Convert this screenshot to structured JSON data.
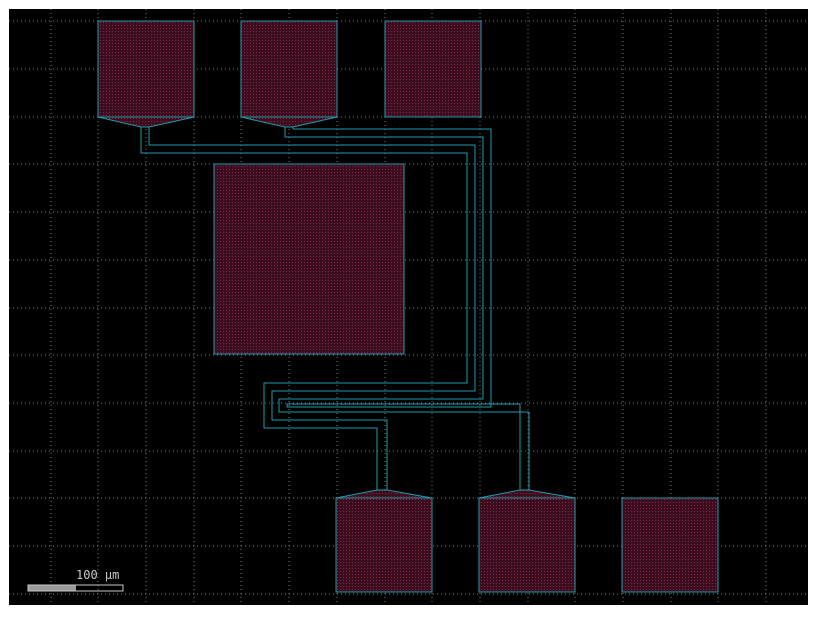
{
  "colors": {
    "canvas_bg": "#000000",
    "page_bg": "#ffffff",
    "grid": "#7a7a7a",
    "outline": "#1f9aa8",
    "fill": "#3a0d1f",
    "fill_dot": "#8a1f45",
    "scalebar_fill": "#9a9a9a",
    "scalebar_outline": "#c8c8c8",
    "scalebar_text": "#c8c8c8"
  },
  "scale_bar": {
    "label": "100 µm"
  },
  "layout_elements": {
    "pads_top": [
      "pad-top-left",
      "pad-top-middle",
      "pad-top-right"
    ],
    "pads_bottom": [
      "pad-bottom-left",
      "pad-bottom-middle",
      "pad-bottom-right"
    ],
    "center_block": "central-component-block",
    "routes": [
      "route-top-left-to-bottom-left",
      "route-top-middle-to-bottom-middle"
    ]
  }
}
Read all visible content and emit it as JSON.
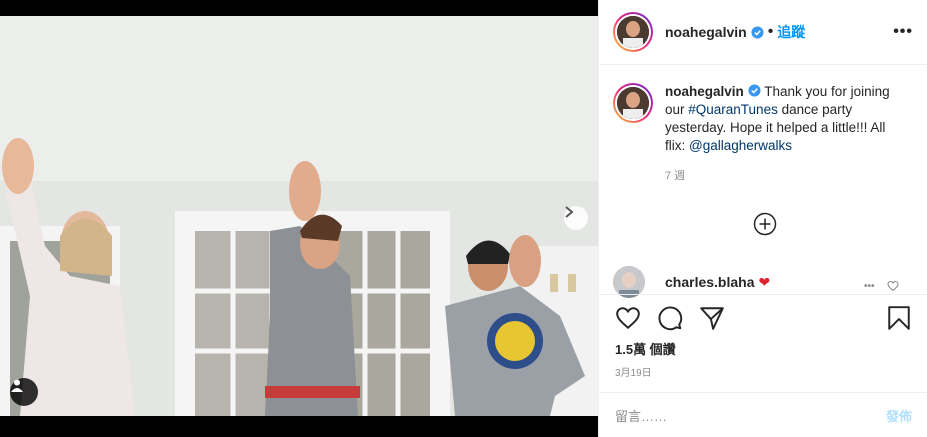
{
  "post": {
    "username": "noahegalvin",
    "follow_label": "追蹤",
    "more_label": "•••"
  },
  "caption": {
    "username": "noahegalvin",
    "text_before": " Thank you for joining our ",
    "hashtag": "#QuaranTunes",
    "text_middle": " dance party yesterday. Hope it helped a little!!! All flix: ",
    "mention": "@gallagherwalks",
    "age": "7 週"
  },
  "comment": {
    "username": "charles.blaha",
    "emoji": "❤"
  },
  "stats": {
    "likes": "1.5萬 個讚",
    "date": "3月19日"
  },
  "comment_box": {
    "placeholder": "留言……",
    "post_label": "發佈"
  },
  "icons": {
    "verified": "verified-badge-icon",
    "like": "heart-icon",
    "comment": "comment-icon",
    "share": "paper-plane-icon",
    "save": "bookmark-icon",
    "load_more": "plus-circle-icon",
    "next": "chevron-right-icon",
    "tag": "user-tag-icon"
  },
  "colors": {
    "accent": "#0095f6",
    "link": "#00376b",
    "muted": "#8e8e8e",
    "post_disabled": "#b2dffc"
  }
}
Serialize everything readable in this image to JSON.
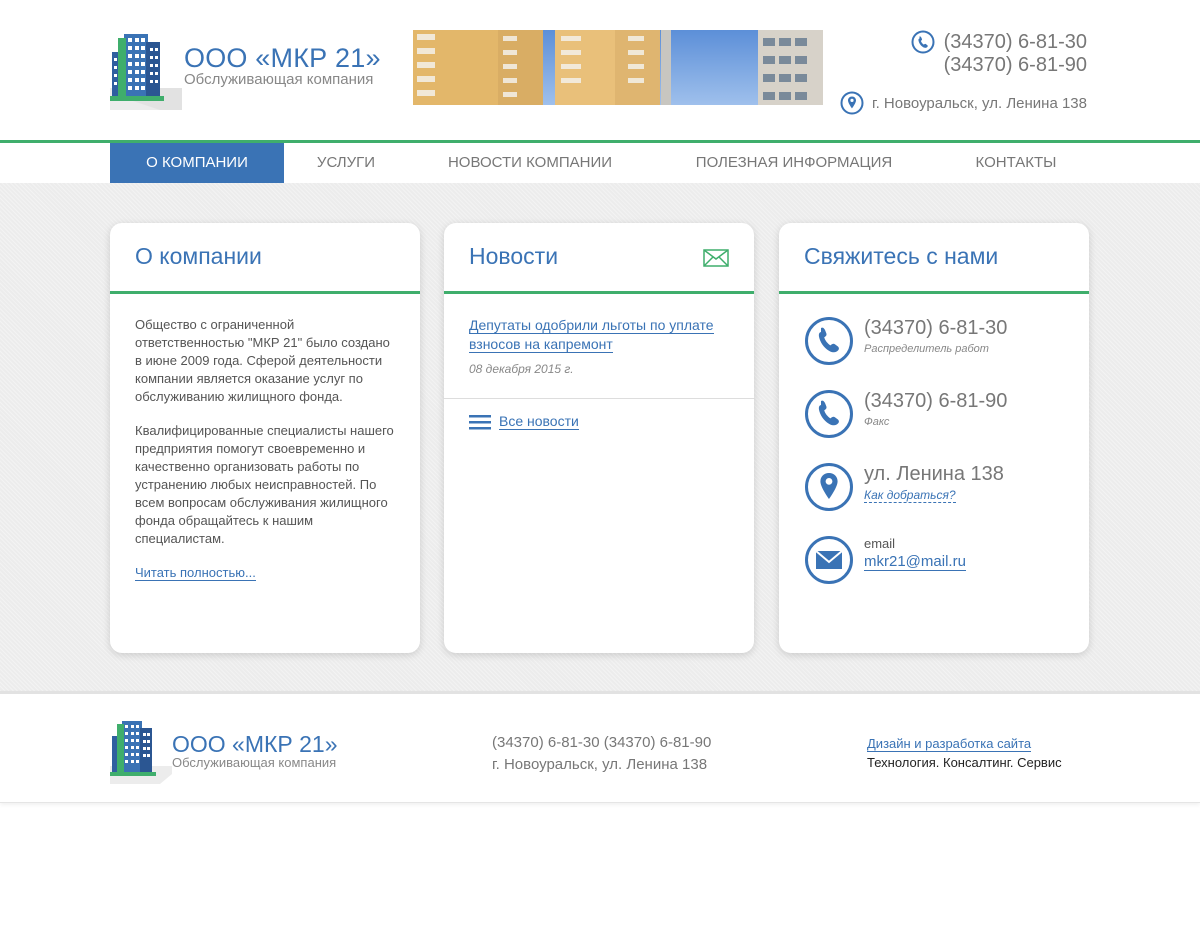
{
  "header": {
    "logo_title": "ООО «МКР 21»",
    "logo_sub": "Обслуживающая компания",
    "phone1": "(34370) 6-81-30",
    "phone2": "(34370) 6-81-90",
    "address": "г. Новоуральск, ул. Ленина 138"
  },
  "nav": {
    "items": [
      {
        "label": "О компании"
      },
      {
        "label": "Услуги"
      },
      {
        "label": "Новости компании"
      },
      {
        "label": "Полезная информация"
      },
      {
        "label": "Контакты"
      }
    ]
  },
  "about": {
    "title": "О компании",
    "p1": "Общество с ограниченной ответственностью \"МКР 21\" было создано в июне 2009 года. Сферой деятельности компании является оказание услуг по обслуживанию жилищного фонда.",
    "p2": "Квалифицированные специалисты нашего предприятия помогут своевременно и качественно организовать работы по устранению любых неисправностей. По всем вопросам обслуживания жилищного фонда обращайтесь к нашим специалистам.",
    "read_more": "Читать полностью..."
  },
  "news": {
    "title": "Новости",
    "item_title": "Депутаты одобрили льготы по уплате взносов на капремонт",
    "item_date": "08 декабря 2015 г.",
    "all_news": "Все новости"
  },
  "contact": {
    "title": "Свяжитесь с нами",
    "phone1": "(34370) 6-81-30",
    "phone1_note": "Распределитель работ",
    "phone2": "(34370) 6-81-90",
    "phone2_note": "Факс",
    "street": "ул. Ленина 138",
    "directions": "Как добраться?",
    "email_label": "email",
    "email": "mkr21@mail.ru"
  },
  "footer": {
    "logo_title": "ООО «МКР 21»",
    "logo_sub": "Обслуживающая компания",
    "phones": "(34370) 6-81-30 (34370) 6-81-90",
    "address": "г. Новоуральск, ул. Ленина 138",
    "dev_link": "Дизайн и разработка сайта",
    "dev_name": "Технология. Консалтинг. Сервис"
  },
  "colors": {
    "brand_blue": "#3a73b5",
    "accent_green": "#3fae6c"
  }
}
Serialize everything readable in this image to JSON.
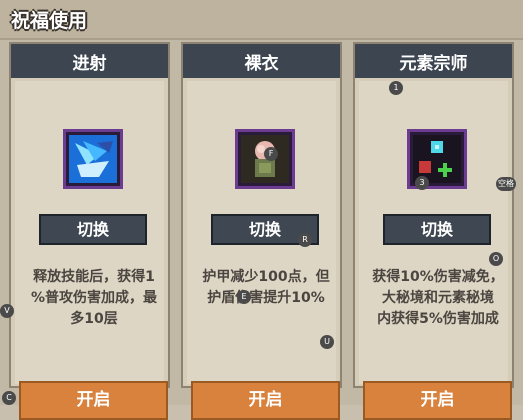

• _Problem statement_: Each entry must be retyped word for word, with every image omitted.

• _Result of the task_:
Convert this screenshot to structured JSON data.
{
  "colors": {
    "canvas_bg": "#000000",
    "page_bg": "#ffffff",
    "grid": "#7a7a7a",
    "outline": "#1f9aa8",
    "fill": "#3a0d1f",
    "fill_dot": "#8a1f45",
    "scalebar_fill": "#9a9a9a",
    "scalebar_outline": "#c8c8c8",
    "scalebar_text": "#c8c8c8"
  },
  "scale_bar": {
    "label": "100 µm"
  },
  "layout_elements": {
    "pads_top": [
      "pad-top-left",
      "pad-top-middle",
      "pad-top-right"
    ],
    "pads_bottom": [
      "pad-bottom-left",
      "pad-bottom-middle",
      "pad-bottom-right"
    ],
    "center_block": "central-component-block",
    "routes": [
      "route-top-left-to-bottom-left",
      "route-top-middle-to-bottom-middle"
    ]
  }
}
Read all visible content and emit it as JSON.
{
  "post": {
    "username": "noahegalvin",
    "follow_label": "追蹤",
    "more_label": "•••"
  },
  "caption": {
    "username": "noahegalvin",
    "text_before": " Thank you for joining our ",
    "hashtag": "#QuaranTunes",
    "text_middle": " dance party yesterday. Hope it helped a little!!! All flix: ",
    "mention": "@gallagherwalks",
    "age": "7 週"
  },
  "comment": {
    "username": "charles.blaha",
    "emoji": "❤"
  },
  "stats": {
    "likes": "1.5萬 個讚",
    "date": "3月19日"
  },
  "comment_box": {
    "placeholder": "留言……",
    "post_label": "發佈"
  },
  "icons": {
    "verified": "verified-badge-icon",
    "like": "heart-icon",
    "comment": "comment-icon",
    "share": "paper-plane-icon",
    "save": "bookmark-icon",
    "load_more": "plus-circle-icon",
    "next": "chevron-right-icon",
    "tag": "user-tag-icon"
  },
  "colors": {
    "accent": "#0095f6",
    "link": "#00376b",
    "muted": "#8e8e8e",
    "post_disabled": "#b2dffc"
  }
}
Serialize everything readable in this image to JSON.
{
  "header": {
    "logo_title": "ООО «МКР 21»",
    "logo_sub": "Обслуживающая компания",
    "phone1": "(34370) 6-81-30",
    "phone2": "(34370) 6-81-90",
    "address": "г. Новоуральск, ул. Ленина 138"
  },
  "nav": {
    "items": [
      {
        "label": "О компании"
      },
      {
        "label": "Услуги"
      },
      {
        "label": "Новости компании"
      },
      {
        "label": "Полезная информация"
      },
      {
        "label": "Контакты"
      }
    ]
  },
  "about": {
    "title": "О компании",
    "p1": "Общество с ограниченной ответственностью \"МКР 21\" было создано в июне 2009 года. Сферой деятельности компании является оказание услуг по обслуживанию жилищного фонда.",
    "p2": "Квалифицированные специалисты нашего предприятия помогут своевременно и качественно организовать работы по устранению любых неисправностей. По всем вопросам обслуживания жилищного фонда обращайтесь к нашим специалистам.",
    "read_more": "Читать полностью..."
  },
  "news": {
    "title": "Новости",
    "item_title": "Депутаты одобрили льготы по уплате взносов на капремонт",
    "item_date": "08 декабря 2015 г.",
    "all_news": "Все новости"
  },
  "contact": {
    "title": "Свяжитесь с нами",
    "phone1": "(34370) 6-81-30",
    "phone1_note": "Распределитель работ",
    "phone2": "(34370) 6-81-90",
    "phone2_note": "Факс",
    "street": "ул. Ленина 138",
    "directions": "Как добраться?",
    "email_label": "email",
    "email": "mkr21@mail.ru"
  },
  "footer": {
    "logo_title": "ООО «МКР 21»",
    "logo_sub": "Обслуживающая компания",
    "phones": "(34370) 6-81-30 (34370) 6-81-90",
    "address": "г. Новоуральск, ул. Ленина 138",
    "dev_link": "Дизайн и разработка сайта",
    "dev_name": "Технология. Консалтинг. Сервис"
  },
  "colors": {
    "brand_blue": "#3a73b5",
    "accent_green": "#3fae6c"
  }
}
Serialize everything readable in this image to JSON.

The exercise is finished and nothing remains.